Niby Inter ma już klepnięte mistrzostwo, niby Juventus gra najgorszy futbol od dekady, ale starcia tych dwóch ekip niezależnie od okoliczności niosą ze sobą na ogół spory ładunek emocji. Tak było również dzisiaj. Po pasjonującym spotkaniu Juve ostatecznie pokonało Nerazzurrich 3:2 i pozostaje w grze o miejsce w ligowym TOP4, gwarantujące udział w Lidze Mistrzów.
Juventus – Inter Mediolan. Niemrawi mistrzowie
Od początku spotkania było widać wyraźnie, kto ma tutaj wciąż o co grać, a kto odczuwa jeszcze “trudy” mistrzowskiej fety. Juventus był aktywniejszy, bardziej agresywny i całkiem ofensywnie usposobiony. Natomiast podopieczni Antonio Contego ograniczali się do sporadycznych wypadów na połowę “Starej Damy”. Dość powiedzieć, że Juve w pierwszej połowie oddało 11 strzałów, a Inter… jeden. Zresztą zakończony golem.
Pierwsze trafienie zaliczyli jednak gospodarze. W 24 minucie gry do siatki trafił Cristiano Ronaldo. Uderzenie Portugalczyka z rzutu karnego obronił wprawdzie Samir Handanović, ale piłka szczęśliwie spadła z powrotem pod nogi strzelca. Przy dobitce golkiper Nerazzurrich był już rzecz jasna bez szans. Podobnie jak Wojciech Szczęsny, który został zmuszony do kapitulacji dziesięć minut później. Także po rzucie karnym. Fatalny błąd popełnił Matthijs de Ligt, który zupełnie nieodpowiedzialne sfaulował rywala we własnym polu karnym i nie pozostawił wątpliwości sędziom. Co było zresztą dość charakterystycznym zjawiskiem dla turyńczyków w tym meczu. Jako drużyna bronili się nieźle, ale co jakiś czas poszczególni piłkarze podpalali sytuację wskutek nieodpowiedzialnych zachowań, dostarczając tym samym paliwa Interowi.

**Ćwiczenie 1**.
Przepisz dokładnie wiersze rekordów od tego, który zawiera „equation-number: (8) <box>303”, aż do końca rekordów, włącznie z pierwszym i ostatnim.
Tekst i rekordy to dwa odrębne, niezwiązane ze sobą materiały.

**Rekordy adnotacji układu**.
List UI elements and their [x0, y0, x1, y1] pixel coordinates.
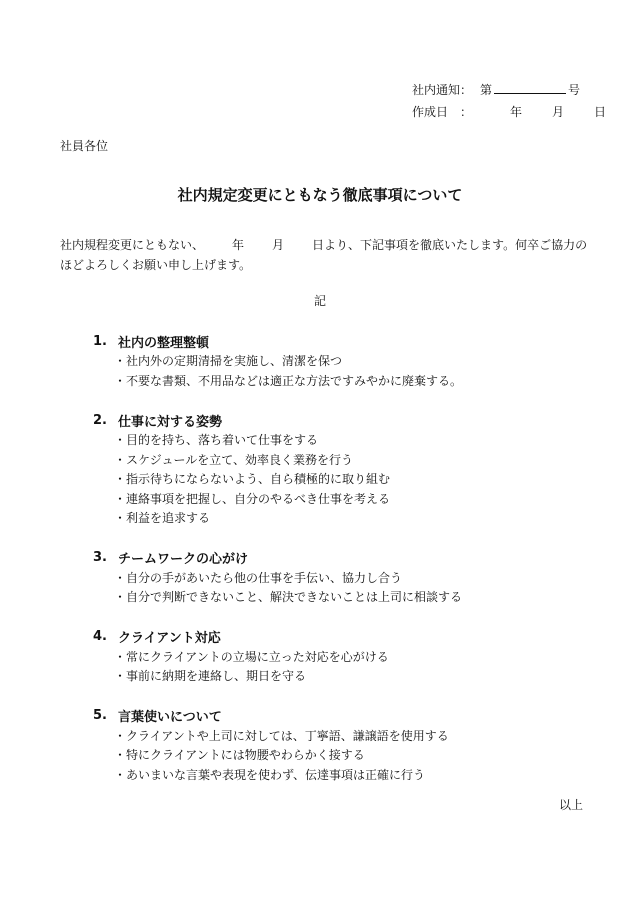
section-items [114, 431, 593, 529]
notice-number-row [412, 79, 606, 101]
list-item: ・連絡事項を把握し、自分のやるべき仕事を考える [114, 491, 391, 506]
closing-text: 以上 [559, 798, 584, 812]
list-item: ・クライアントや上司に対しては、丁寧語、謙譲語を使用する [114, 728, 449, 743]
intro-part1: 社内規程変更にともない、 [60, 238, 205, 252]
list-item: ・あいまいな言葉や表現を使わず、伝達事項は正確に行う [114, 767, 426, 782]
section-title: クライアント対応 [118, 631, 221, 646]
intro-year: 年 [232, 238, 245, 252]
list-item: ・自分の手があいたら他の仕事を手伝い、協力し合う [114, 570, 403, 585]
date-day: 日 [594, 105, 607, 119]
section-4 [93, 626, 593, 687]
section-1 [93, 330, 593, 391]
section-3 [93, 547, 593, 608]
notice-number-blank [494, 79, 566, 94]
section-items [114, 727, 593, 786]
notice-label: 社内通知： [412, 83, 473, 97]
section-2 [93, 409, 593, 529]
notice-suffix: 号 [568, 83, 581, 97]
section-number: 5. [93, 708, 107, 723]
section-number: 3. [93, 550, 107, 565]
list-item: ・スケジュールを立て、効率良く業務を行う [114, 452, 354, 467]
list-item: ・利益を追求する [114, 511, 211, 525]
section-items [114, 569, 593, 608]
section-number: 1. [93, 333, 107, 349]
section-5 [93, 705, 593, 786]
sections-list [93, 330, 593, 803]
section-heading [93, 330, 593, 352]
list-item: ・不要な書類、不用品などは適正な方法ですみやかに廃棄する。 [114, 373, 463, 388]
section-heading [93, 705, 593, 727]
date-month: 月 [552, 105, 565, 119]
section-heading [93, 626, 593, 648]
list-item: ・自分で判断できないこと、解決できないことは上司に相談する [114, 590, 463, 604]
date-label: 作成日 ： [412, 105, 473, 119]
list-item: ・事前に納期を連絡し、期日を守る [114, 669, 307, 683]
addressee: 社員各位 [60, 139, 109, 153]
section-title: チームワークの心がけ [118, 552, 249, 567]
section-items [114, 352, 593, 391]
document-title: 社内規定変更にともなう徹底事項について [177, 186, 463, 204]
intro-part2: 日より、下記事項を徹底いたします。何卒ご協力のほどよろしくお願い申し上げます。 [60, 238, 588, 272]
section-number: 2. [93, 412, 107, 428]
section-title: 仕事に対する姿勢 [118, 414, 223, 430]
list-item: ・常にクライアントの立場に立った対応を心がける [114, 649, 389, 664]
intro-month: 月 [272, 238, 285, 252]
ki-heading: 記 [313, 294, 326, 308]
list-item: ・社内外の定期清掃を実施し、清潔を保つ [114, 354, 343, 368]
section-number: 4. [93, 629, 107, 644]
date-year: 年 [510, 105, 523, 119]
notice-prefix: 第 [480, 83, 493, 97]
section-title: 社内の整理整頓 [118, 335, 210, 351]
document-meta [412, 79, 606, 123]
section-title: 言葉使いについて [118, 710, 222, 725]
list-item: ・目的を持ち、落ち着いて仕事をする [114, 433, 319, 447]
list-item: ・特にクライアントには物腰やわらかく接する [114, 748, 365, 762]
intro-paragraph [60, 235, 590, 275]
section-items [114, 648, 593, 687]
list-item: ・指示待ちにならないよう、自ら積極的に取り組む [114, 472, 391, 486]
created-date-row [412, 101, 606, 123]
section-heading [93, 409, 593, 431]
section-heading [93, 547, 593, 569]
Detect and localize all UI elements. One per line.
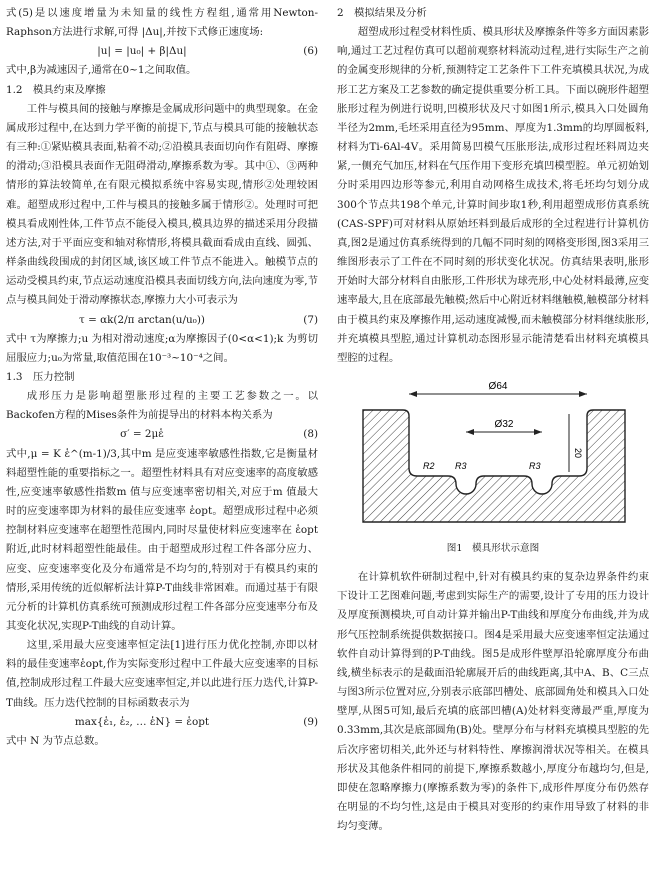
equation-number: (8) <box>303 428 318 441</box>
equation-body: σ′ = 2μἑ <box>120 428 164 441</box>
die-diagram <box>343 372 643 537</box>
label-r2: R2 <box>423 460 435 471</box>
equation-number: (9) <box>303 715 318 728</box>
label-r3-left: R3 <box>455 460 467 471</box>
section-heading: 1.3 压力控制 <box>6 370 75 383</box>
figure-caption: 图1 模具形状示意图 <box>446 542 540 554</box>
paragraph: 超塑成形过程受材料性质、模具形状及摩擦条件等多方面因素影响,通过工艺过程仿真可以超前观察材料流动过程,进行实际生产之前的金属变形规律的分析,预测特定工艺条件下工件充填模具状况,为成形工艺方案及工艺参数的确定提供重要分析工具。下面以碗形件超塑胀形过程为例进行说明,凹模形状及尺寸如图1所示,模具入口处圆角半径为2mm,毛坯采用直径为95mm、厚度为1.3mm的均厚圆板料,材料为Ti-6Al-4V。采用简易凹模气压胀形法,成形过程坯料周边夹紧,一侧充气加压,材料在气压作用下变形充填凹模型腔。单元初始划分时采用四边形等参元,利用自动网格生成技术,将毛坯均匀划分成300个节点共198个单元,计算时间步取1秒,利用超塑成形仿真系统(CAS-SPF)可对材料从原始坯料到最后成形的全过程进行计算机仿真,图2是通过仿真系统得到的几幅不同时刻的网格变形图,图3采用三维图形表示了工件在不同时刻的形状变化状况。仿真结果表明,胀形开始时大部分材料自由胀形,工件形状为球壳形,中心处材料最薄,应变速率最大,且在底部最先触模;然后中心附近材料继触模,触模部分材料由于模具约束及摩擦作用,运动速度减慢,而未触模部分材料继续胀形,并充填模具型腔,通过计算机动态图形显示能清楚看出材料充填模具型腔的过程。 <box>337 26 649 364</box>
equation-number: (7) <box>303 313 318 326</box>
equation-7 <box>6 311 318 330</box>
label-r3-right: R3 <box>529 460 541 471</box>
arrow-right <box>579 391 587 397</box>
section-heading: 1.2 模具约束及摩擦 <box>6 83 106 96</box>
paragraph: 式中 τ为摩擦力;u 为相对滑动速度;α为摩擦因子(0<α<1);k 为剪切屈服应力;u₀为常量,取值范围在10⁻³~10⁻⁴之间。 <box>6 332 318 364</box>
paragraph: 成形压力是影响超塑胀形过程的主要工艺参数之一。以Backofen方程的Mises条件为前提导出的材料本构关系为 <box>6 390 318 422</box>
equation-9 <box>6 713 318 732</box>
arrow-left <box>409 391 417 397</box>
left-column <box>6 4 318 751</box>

**Ćwiczenie 2**.
Czy poniższe stwierdzenia zgadzają się z relacją z meczu Juventus – Inter? Przy każdym odpowiedz „tak” lub „nie” i przytocz rozstrzygające słowa tekstu.
(a) Juventus oddał w pierwszej połowie 11 strzałów.
(b) Wojciech Szczęsny stracił gola po strzale z gry.
(c) Faul we własnym polu karnym popełnił Matthijs de Ligt.

**Wynik zadania 1**.
equation-number: (8) <box>303 428 318 441</box>
equation-body: σ′ = 2μἑ <box>120 428 164 441</box>
die-diagram <box>343 372 643 537</box>
label-r2: R2 <box>423 460 435 471</box>
equation-number: (9) <box>303 715 318 728</box>
label-r3-left: R3 <box>455 460 467 471</box>
section-heading: 1.3 压力控制 <box>6 370 75 383</box>
figure-caption: 图1 模具形状示意图 <box>446 542 540 554</box>
paragraph: 超塑成形过程受材料性质、模具形状及摩擦条件等多方面因素影响,通过工艺过程仿真可以超前观察材料流动过程,进行实际生产之前的金属变形规律的分析,预测特定工艺条件下工件充填模具状况,为成形工艺方案及工艺参数的确定提供重要分析工具。下面以碗形件超塑胀形过程为例进行说明,凹模形状及尺寸如图1所示,模具入口处圆角半径为2mm,毛坯采用直径为95mm、厚度为1.3mm的均厚圆板料,材料为Ti-6Al-4V。采用简易凹模气压胀形法,成形过程坯料周边夹紧,一侧充气加压,材料在气压作用下变形充填凹模型腔。单元初始划分时采用四边形等参元,利用自动网格生成技术,将毛坯均匀划分成300个节点共198个单元,计算时间步取1秒,利用超塑成形仿真系统(CAS-SPF)可对材料从原始坯料到最后成形的全过程进行计算机仿真,图2是通过仿真系统得到的几幅不同时刻的网格变形图,图3采用三维图形表示了工件在不同时刻的形状变化状况。仿真结果表明,胀形开始时大部分材料自由胀形,工件形状为球壳形,中心处材料最薄,应变速率最大,且在底部最先触模;然后中心附近材料继触模,触模部分材料由于模具约束及摩擦作用,运动速度减慢,而未触模部分材料继续胀形,并充填模具型腔,通过计算机动态图形显示能清楚看出材料充填模具型腔的过程。 <box>337 26 649 364</box>
equation-number: (7) <box>303 313 318 326</box>
equation-7 <box>6 311 318 330</box>
label-r3-right: R3 <box>529 460 541 471</box>
arrow-right <box>579 391 587 397</box>
section-heading: 1.2 模具约束及摩擦 <box>6 83 106 96</box>
paragraph: 式中 τ为摩擦力;u 为相对滑动速度;α为摩擦因子(0<α<1);k 为剪切屈服应力;u₀为常量,取值范围在10⁻³~10⁻⁴之间。 <box>6 332 318 364</box>
paragraph: 成形压力是影响超塑胀形过程的主要工艺参数之一。以Backofen方程的Mises条件为前提导出的材料本构关系为 <box>6 390 318 422</box>
equation-9 <box>6 713 318 732</box>
arrow-left <box>409 391 417 397</box>
left-column <box>6 4 318 751</box>

**Wynik zadania 2**.
(a) Tak: „Juve w pierwszej połowie oddało 11 strzałów”.
(b) Nie: „Także po rzucie karnym”.
(c) Tak: „Fatalny błąd popełnił Matthijs de Ligt”.